▽

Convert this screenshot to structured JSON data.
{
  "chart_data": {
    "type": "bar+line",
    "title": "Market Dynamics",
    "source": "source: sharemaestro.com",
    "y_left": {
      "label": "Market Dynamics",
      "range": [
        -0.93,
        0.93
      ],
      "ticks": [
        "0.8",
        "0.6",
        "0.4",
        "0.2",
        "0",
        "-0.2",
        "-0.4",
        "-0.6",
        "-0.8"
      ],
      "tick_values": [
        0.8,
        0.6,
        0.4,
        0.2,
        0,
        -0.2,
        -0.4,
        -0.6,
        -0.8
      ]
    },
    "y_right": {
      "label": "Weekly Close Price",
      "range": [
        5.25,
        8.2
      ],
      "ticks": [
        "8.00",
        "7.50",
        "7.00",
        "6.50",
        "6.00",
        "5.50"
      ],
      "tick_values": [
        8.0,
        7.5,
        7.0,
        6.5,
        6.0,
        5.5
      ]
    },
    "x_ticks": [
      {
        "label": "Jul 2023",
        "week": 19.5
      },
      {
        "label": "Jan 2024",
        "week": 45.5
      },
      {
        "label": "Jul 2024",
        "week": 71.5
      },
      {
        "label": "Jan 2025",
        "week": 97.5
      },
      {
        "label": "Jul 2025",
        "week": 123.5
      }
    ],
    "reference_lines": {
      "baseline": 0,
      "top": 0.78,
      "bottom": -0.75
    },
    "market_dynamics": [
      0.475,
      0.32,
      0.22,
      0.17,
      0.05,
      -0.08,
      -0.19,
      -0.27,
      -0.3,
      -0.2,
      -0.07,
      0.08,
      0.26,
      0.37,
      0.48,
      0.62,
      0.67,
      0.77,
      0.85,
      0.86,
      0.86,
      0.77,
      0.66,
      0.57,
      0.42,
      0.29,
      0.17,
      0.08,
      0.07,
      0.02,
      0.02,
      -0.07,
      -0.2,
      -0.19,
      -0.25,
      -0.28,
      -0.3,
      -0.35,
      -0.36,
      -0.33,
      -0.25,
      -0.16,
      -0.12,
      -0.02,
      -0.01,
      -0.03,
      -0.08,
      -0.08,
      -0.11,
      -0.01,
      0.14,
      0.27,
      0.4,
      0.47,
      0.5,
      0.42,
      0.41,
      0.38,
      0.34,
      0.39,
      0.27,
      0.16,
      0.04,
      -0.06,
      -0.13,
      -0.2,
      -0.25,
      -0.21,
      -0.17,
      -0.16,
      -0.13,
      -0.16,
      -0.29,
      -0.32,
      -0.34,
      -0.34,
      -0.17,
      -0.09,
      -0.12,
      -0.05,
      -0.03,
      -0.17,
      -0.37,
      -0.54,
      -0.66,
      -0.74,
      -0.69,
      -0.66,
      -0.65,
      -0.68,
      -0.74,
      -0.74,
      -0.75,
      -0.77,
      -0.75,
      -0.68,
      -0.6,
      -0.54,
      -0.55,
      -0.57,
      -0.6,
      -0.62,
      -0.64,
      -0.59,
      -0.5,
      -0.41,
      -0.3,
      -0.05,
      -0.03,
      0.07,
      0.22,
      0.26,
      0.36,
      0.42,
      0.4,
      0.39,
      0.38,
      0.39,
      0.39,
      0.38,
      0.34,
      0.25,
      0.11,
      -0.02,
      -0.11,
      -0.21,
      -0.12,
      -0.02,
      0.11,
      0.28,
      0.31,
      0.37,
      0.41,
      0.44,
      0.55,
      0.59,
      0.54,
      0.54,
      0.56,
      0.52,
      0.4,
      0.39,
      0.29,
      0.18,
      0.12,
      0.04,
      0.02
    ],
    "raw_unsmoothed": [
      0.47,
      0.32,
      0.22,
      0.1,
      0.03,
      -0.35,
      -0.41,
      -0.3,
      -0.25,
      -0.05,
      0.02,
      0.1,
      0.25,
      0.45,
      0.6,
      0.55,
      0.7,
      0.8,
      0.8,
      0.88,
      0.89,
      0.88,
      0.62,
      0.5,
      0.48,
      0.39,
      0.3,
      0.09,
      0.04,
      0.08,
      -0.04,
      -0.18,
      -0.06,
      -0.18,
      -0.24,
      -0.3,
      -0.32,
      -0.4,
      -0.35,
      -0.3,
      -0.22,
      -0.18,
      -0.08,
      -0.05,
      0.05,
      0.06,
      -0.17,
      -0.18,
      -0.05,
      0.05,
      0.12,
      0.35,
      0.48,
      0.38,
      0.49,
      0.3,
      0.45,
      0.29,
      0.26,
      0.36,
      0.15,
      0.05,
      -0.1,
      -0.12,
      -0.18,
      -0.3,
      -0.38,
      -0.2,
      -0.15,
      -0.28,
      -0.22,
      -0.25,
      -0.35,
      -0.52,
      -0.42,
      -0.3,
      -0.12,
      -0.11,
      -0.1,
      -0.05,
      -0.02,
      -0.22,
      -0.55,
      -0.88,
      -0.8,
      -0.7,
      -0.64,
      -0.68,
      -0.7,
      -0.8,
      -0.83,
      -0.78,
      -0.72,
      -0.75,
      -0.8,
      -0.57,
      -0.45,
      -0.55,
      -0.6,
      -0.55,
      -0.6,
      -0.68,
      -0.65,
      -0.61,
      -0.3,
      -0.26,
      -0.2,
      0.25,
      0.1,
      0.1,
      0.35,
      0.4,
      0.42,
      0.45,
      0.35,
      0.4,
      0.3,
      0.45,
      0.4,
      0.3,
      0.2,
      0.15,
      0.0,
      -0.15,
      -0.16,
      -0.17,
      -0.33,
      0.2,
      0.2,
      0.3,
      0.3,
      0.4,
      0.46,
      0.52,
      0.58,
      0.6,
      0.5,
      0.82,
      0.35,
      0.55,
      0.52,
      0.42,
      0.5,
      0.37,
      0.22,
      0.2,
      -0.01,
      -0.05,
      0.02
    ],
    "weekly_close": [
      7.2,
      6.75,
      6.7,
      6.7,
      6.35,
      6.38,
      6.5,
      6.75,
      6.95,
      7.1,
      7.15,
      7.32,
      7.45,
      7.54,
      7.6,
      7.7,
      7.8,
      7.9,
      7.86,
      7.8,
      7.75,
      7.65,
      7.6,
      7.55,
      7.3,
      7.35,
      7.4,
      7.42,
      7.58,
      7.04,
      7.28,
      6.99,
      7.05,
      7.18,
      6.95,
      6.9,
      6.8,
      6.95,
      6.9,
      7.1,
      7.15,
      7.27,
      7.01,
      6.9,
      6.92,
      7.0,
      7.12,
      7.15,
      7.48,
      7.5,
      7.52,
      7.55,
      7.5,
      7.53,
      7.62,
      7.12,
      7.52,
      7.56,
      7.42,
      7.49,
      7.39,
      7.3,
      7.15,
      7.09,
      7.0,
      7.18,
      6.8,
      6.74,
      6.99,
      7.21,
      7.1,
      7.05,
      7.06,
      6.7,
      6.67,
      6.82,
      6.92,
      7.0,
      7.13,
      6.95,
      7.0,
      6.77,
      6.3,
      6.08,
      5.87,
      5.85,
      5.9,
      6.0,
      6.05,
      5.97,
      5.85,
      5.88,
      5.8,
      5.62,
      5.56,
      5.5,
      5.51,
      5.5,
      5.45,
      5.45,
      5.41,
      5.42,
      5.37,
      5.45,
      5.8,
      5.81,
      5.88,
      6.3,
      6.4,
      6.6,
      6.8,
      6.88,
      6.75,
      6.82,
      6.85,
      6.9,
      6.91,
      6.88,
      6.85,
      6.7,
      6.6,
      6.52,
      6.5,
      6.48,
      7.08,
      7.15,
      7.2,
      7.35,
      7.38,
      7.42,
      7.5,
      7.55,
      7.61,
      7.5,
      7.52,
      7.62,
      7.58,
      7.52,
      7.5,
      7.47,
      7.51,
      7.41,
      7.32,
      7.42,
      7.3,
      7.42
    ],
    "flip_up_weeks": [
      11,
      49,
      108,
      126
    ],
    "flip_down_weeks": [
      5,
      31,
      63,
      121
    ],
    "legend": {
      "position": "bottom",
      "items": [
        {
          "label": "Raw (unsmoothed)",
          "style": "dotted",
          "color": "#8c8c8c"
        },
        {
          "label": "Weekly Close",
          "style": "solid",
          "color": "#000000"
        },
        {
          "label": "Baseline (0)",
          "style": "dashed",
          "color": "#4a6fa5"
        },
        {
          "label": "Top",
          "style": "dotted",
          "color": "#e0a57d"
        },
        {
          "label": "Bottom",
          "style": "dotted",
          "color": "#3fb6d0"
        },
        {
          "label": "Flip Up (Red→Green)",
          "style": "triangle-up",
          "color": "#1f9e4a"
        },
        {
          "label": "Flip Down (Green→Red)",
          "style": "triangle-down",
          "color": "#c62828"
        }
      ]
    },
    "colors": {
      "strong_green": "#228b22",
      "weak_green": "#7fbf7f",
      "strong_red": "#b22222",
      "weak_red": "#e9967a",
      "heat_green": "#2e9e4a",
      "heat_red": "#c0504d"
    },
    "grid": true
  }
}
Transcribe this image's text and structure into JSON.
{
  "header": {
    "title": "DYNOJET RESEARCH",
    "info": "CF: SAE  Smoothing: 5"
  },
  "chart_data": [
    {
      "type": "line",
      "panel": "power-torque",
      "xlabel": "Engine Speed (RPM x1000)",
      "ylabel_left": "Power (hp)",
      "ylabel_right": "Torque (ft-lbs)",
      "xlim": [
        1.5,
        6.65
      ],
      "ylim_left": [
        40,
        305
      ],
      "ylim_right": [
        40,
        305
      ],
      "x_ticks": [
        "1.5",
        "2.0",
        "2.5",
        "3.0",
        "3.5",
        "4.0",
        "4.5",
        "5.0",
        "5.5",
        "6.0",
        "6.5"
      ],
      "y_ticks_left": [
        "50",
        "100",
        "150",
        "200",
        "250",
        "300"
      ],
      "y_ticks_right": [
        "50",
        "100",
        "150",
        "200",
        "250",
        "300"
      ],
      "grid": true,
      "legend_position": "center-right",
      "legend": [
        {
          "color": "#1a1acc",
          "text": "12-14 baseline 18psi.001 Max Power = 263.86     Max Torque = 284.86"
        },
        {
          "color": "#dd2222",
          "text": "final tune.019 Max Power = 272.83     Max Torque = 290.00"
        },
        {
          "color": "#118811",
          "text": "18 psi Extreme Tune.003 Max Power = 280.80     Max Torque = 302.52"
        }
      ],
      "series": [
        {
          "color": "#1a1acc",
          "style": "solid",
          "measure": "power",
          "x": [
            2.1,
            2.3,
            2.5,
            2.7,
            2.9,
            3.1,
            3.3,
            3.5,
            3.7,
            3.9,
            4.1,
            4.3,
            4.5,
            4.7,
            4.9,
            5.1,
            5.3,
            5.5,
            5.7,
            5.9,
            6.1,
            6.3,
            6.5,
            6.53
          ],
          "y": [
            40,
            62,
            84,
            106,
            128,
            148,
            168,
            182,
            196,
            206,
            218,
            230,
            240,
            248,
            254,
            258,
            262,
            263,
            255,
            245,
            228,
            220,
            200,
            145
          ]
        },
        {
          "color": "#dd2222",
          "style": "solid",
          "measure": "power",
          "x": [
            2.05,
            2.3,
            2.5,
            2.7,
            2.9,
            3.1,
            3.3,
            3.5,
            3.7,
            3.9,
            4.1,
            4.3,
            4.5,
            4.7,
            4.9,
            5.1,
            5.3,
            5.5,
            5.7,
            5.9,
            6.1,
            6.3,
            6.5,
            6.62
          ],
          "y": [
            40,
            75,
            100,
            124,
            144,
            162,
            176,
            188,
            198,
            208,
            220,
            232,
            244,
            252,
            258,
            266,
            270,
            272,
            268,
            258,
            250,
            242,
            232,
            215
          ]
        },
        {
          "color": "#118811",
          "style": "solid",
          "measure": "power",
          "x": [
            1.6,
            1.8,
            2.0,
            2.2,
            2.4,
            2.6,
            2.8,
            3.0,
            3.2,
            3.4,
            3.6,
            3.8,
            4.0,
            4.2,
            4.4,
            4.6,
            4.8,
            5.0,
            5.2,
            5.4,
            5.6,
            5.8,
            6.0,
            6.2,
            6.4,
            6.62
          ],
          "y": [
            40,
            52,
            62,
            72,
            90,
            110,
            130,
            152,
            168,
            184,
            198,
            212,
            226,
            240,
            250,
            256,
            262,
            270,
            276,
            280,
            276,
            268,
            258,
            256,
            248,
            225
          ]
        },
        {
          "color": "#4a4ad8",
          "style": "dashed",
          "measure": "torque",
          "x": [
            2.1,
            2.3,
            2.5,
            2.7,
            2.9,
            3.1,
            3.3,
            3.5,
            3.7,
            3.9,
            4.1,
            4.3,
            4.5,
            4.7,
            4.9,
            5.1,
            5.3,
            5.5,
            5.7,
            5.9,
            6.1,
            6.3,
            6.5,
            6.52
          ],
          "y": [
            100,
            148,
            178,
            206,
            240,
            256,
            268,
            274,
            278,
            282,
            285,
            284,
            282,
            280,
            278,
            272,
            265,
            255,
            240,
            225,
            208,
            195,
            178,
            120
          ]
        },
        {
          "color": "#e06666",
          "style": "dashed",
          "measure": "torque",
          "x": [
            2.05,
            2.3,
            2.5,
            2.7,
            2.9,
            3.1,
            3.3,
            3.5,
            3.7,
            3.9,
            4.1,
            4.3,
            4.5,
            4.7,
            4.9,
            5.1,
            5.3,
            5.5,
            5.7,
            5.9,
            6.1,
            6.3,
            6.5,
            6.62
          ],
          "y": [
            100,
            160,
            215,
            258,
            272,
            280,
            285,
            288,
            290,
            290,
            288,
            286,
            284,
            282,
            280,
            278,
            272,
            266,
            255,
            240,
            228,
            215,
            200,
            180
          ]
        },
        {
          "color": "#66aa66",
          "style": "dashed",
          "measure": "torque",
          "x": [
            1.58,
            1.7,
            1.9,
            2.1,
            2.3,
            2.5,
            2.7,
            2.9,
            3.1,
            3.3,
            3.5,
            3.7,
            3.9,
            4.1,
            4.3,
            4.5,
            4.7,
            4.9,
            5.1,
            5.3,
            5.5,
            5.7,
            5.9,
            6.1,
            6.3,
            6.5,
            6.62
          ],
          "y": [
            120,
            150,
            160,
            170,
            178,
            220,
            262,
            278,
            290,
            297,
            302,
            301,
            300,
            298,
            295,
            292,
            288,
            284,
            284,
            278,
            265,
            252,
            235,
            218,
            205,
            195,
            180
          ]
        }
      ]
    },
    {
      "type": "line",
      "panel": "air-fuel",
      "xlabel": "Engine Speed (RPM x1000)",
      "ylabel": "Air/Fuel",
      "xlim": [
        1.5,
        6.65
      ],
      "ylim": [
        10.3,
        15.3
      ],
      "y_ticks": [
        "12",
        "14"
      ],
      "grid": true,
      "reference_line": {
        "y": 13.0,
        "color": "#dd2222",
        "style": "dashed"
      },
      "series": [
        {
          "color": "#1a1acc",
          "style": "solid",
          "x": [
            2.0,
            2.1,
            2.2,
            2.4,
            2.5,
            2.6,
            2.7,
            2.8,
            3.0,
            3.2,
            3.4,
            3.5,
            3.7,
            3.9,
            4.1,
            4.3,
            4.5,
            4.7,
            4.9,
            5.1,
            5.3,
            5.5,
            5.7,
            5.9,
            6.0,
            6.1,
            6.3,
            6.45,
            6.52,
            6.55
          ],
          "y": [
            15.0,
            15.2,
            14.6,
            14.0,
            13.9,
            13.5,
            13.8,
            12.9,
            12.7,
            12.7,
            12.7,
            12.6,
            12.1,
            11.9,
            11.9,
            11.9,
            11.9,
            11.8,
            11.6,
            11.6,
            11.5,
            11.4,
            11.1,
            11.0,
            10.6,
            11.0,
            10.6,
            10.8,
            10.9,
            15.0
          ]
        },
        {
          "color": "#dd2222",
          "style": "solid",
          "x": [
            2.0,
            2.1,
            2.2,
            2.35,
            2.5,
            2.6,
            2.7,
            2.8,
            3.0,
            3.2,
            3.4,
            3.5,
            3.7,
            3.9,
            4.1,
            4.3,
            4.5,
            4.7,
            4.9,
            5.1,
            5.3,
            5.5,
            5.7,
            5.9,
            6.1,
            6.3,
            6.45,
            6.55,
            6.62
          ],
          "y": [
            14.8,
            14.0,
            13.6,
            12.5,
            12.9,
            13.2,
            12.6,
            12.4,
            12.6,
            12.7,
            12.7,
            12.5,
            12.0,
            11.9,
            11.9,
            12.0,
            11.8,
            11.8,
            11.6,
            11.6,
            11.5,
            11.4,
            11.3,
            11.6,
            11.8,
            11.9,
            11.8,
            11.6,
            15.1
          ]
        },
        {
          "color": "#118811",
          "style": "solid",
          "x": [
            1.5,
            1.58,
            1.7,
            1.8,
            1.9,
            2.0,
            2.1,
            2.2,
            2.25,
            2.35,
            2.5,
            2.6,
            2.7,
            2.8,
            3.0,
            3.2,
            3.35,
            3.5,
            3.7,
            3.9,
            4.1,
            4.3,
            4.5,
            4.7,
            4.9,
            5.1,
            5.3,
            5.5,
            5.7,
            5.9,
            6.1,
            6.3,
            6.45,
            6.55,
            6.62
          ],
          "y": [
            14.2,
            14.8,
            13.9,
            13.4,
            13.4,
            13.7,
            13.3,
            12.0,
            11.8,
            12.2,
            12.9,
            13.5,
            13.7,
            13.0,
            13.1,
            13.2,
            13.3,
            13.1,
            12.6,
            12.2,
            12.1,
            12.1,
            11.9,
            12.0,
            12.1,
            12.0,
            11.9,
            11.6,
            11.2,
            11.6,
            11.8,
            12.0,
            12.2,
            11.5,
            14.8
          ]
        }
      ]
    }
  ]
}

△

**Your goal**
Count the lines in the records above that contain the word "triangle", and give only the number.

**Correct answer**
2